### EXERCISE INSTRUCTIONS
Your task is to transcribe all the entries exactly, excluding pictures.
start
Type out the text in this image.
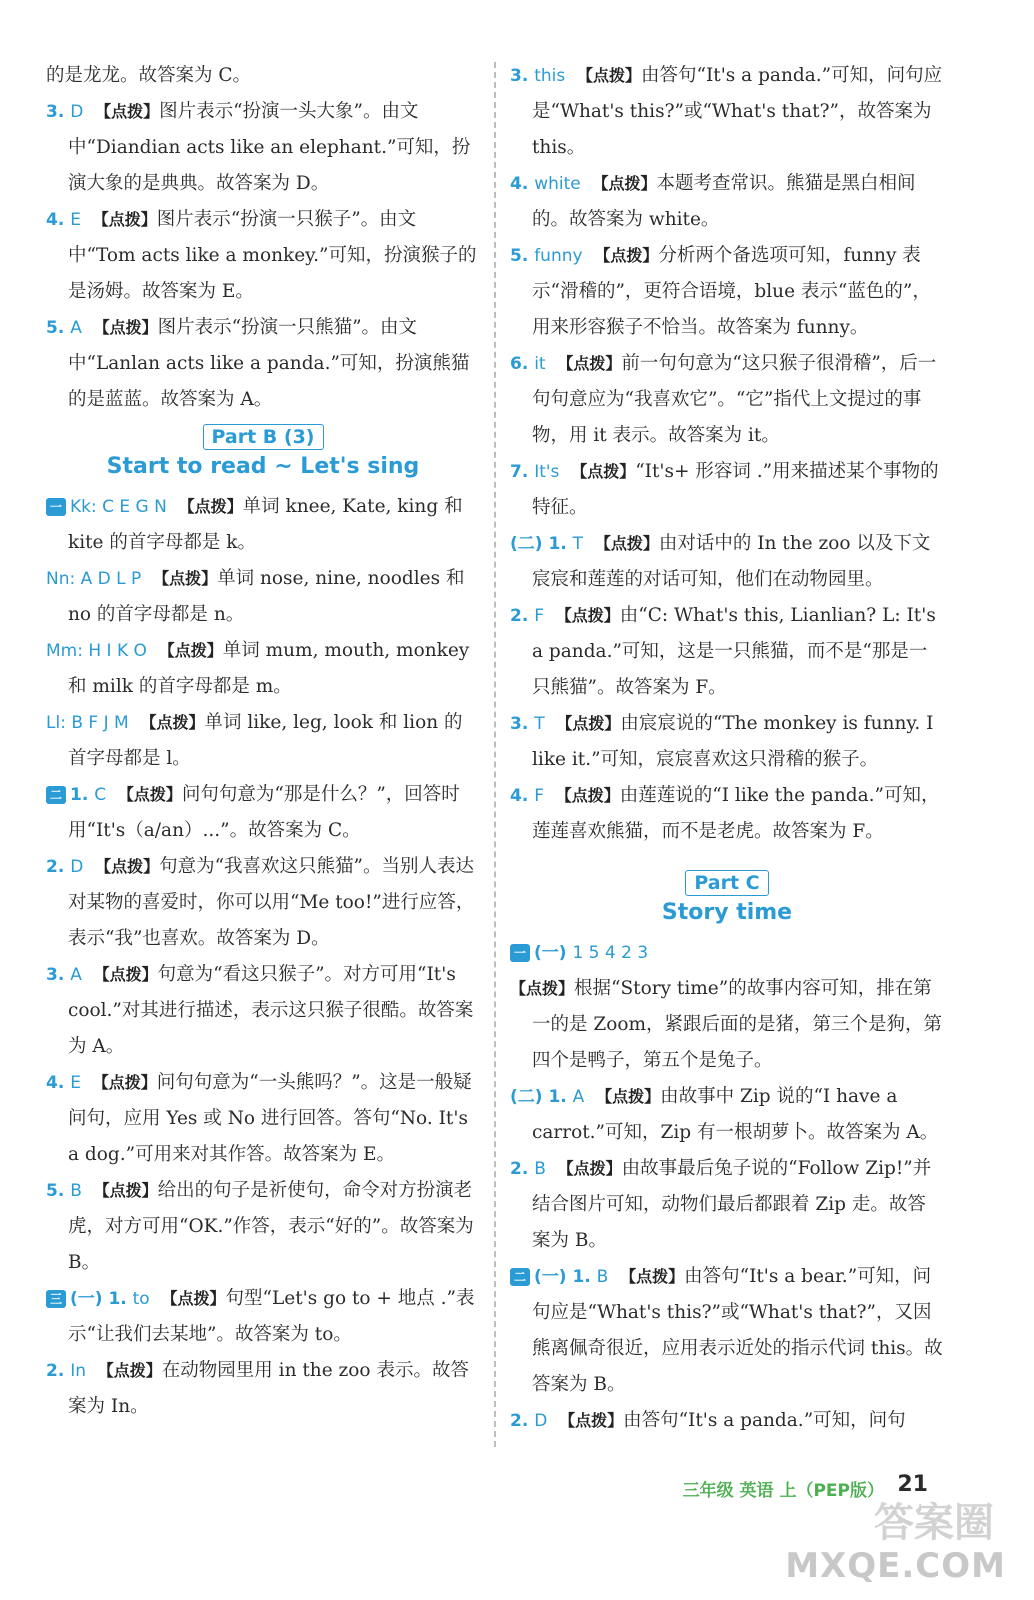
的是龙龙。故答案为 C。

3. D 【点拨】图片表示“扮演一头大象”。由文中“Diandian acts like an elephant.”可知，扮演大象的是典典。故答案为 D。

4. E 【点拨】图片表示“扮演一只猴子”。由文中“Tom acts like a monkey.”可知，扮演猴子的是汤姆。故答案为 E。

5. A 【点拨】图片表示“扮演一只熊猫”。由文中“Lanlan acts like a panda.”可知，扮演熊猫的是蓝蓝。故答案为 A。

Part B (3)
Start to read ~ Let's sing

一 Kk: C E G N 【点拨】单词 knee, Kate, king 和 kite 的首字母都是 k。

Nn: A D L P 【点拨】单词 nose, nine, noodles 和 no 的首字母都是 n。

Mm: H I K O 【点拨】单词 mum, mouth, monkey 和 milk 的首字母都是 m。

Ll: B F J M 【点拨】单词 like, leg, look 和 lion 的首字母都是 l。

二 1. C 【点拨】问句句意为“那是什么？”，回答时用“It's（a/an）...”。故答案为 C。

2. D 【点拨】句意为“我喜欢这只熊猫”。当别人表达对某物的喜爱时，你可以用“Me too!”进行应答，表示“我”也喜欢。故答案为 D。

3. A 【点拨】句意为“看这只猴子”。对方可用“It's cool.”对其进行描述，表示这只猴子很酷。故答案为 A。

4. E 【点拨】问句句意为“一头熊吗？”。这是一般疑问句，应用 Yes 或 No 进行回答。答句“No. It's a dog.”可用来对其作答。故答案为 E。

5. B 【点拨】给出的句子是祈使句，命令对方扮演老虎，对方可用“OK.”作答，表示“好的”。故答案为 B。

三 (一) 1. to 【点拨】句型“Let's go to + 地点 .”表示“让我们去某地”。故答案为 to。

2. In 【点拨】在动物园里用 in the zoo 表示。故答案为 In。

3. this 【点拨】由答句“It's a panda.”可知，问句应是“What's this?”或“What's that?”，故答案为 this。

4. white 【点拨】本题考查常识。熊猫是黑白相间的。故答案为 white。

5. funny 【点拨】分析两个备选项可知，funny 表示“滑稽的”，更符合语境，blue 表示“蓝色的”，用来形容猴子不恰当。故答案为 funny。

6. it 【点拨】前一句句意为“这只猴子很滑稽”，后一句句意应为“我喜欢它”。“它”指代上文提过的事物，用 it 表示。故答案为 it。

7. It's 【点拨】“It's+ 形容词 .”用来描述某个事物的特征。

(二) 1. T 【点拨】由对话中的 In the zoo 以及下文宸宸和莲莲的对话可知，他们在动物园里。

2. F 【点拨】由“C: What's this, Lianlian? L: It's a panda.”可知，这是一只熊猫，而不是“那是一只熊猫”。故答案为 F。

3. T 【点拨】由宸宸说的“The monkey is funny. I like it.”可知，宸宸喜欢这只滑稽的猴子。

4. F 【点拨】由莲莲说的“I like the panda.”可知，莲莲喜欢熊猫，而不是老虎。故答案为 F。

Part C
Story time

一 (一) 1 5 4 2 3

【点拨】根据“Story time”的故事内容可知，排在第一的是 Zoom，紧跟后面的是猪，第三个是狗，第四个是鸭子，第五个是兔子。

(二) 1. A 【点拨】由故事中 Zip 说的“I have a carrot.”可知，Zip 有一根胡萝卜。故答案为 A。

2. B 【点拨】由故事最后兔子说的“Follow Zip!”并结合图片可知，动物们最后都跟着 Zip 走。故答案为 B。

二 (一) 1. B 【点拨】由答句“It's a bear.”可知，问句应是“What's this?”或“What's that?”，又因熊离佩奇很近，应用表示近处的指示代词 this。故答案为 B。

2. D 【点拨】由答句“It's a panda.”可知，问句

三年级 英语 上（PEP版） 21
答案圈
MXQE.COM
end
### OUTPUT OF THE EXERCISE
Type out the text in this image.
的是龙龙。故答案为 C。

3. D 【点拨】图片表示“扮演一头大象”。由文中“Diandian acts like an elephant.”可知，扮演大象的是典典。故答案为 D。

4. E 【点拨】图片表示“扮演一只猴子”。由文中“Tom acts like a monkey.”可知，扮演猴子的是汤姆。故答案为 E。

5. A 【点拨】图片表示“扮演一只熊猫”。由文中“Lanlan acts like a panda.”可知，扮演熊猫的是蓝蓝。故答案为 A。

Part B (3)
Start to read ~ Let's sing

一 Kk: C E G N 【点拨】单词 knee, Kate, king 和 kite 的首字母都是 k。

Nn: A D L P 【点拨】单词 nose, nine, noodles 和 no 的首字母都是 n。

Mm: H I K O 【点拨】单词 mum, mouth, monkey 和 milk 的首字母都是 m。

Ll: B F J M 【点拨】单词 like, leg, look 和 lion 的首字母都是 l。

二 1. C 【点拨】问句句意为“那是什么？”，回答时用“It's（a/an）...”。故答案为 C。

2. D 【点拨】句意为“我喜欢这只熊猫”。当别人表达对某物的喜爱时，你可以用“Me too!”进行应答，表示“我”也喜欢。故答案为 D。

3. A 【点拨】句意为“看这只猴子”。对方可用“It's cool.”对其进行描述，表示这只猴子很酷。故答案为 A。

4. E 【点拨】问句句意为“一头熊吗？”。这是一般疑问句，应用 Yes 或 No 进行回答。答句“No. It's a dog.”可用来对其作答。故答案为 E。

5. B 【点拨】给出的句子是祈使句，命令对方扮演老虎，对方可用“OK.”作答，表示“好的”。故答案为 B。

三 (一) 1. to 【点拨】句型“Let's go to + 地点 .”表示“让我们去某地”。故答案为 to。

2. In 【点拨】在动物园里用 in the zoo 表示。故答案为 In。

3. this 【点拨】由答句“It's a panda.”可知，问句应是“What's this?”或“What's that?”，故答案为 this。

4. white 【点拨】本题考查常识。熊猫是黑白相间的。故答案为 white。

5. funny 【点拨】分析两个备选项可知，funny 表示“滑稽的”，更符合语境，blue 表示“蓝色的”，用来形容猴子不恰当。故答案为 funny。

6. it 【点拨】前一句句意为“这只猴子很滑稽”，后一句句意应为“我喜欢它”。“它”指代上文提过的事物，用 it 表示。故答案为 it。

7. It's 【点拨】“It's+ 形容词 .”用来描述某个事物的特征。

(二) 1. T 【点拨】由对话中的 In the zoo 以及下文宸宸和莲莲的对话可知，他们在动物园里。

2. F 【点拨】由“C: What's this, Lianlian? L: It's a panda.”可知，这是一只熊猫，而不是“那是一只熊猫”。故答案为 F。

3. T 【点拨】由宸宸说的“The monkey is funny. I like it.”可知，宸宸喜欢这只滑稽的猴子。

4. F 【点拨】由莲莲说的“I like the panda.”可知，莲莲喜欢熊猫，而不是老虎。故答案为 F。

Part C
Story time

一 (一) 1 5 4 2 3

【点拨】根据“Story time”的故事内容可知，排在第一的是 Zoom，紧跟后面的是猪，第三个是狗，第四个是鸭子，第五个是兔子。

(二) 1. A 【点拨】由故事中 Zip 说的“I have a carrot.”可知，Zip 有一根胡萝卜。故答案为 A。

2. B 【点拨】由故事最后兔子说的“Follow Zip!”并结合图片可知，动物们最后都跟着 Zip 走。故答案为 B。

二 (一) 1. B 【点拨】由答句“It's a bear.”可知，问句应是“What's this?”或“What's that?”，又因熊离佩奇很近，应用表示近处的指示代词 this。故答案为 B。

2. D 【点拨】由答句“It's a panda.”可知，问句

三年级 英语 上（PEP版） 21
答案圈
MXQE.COM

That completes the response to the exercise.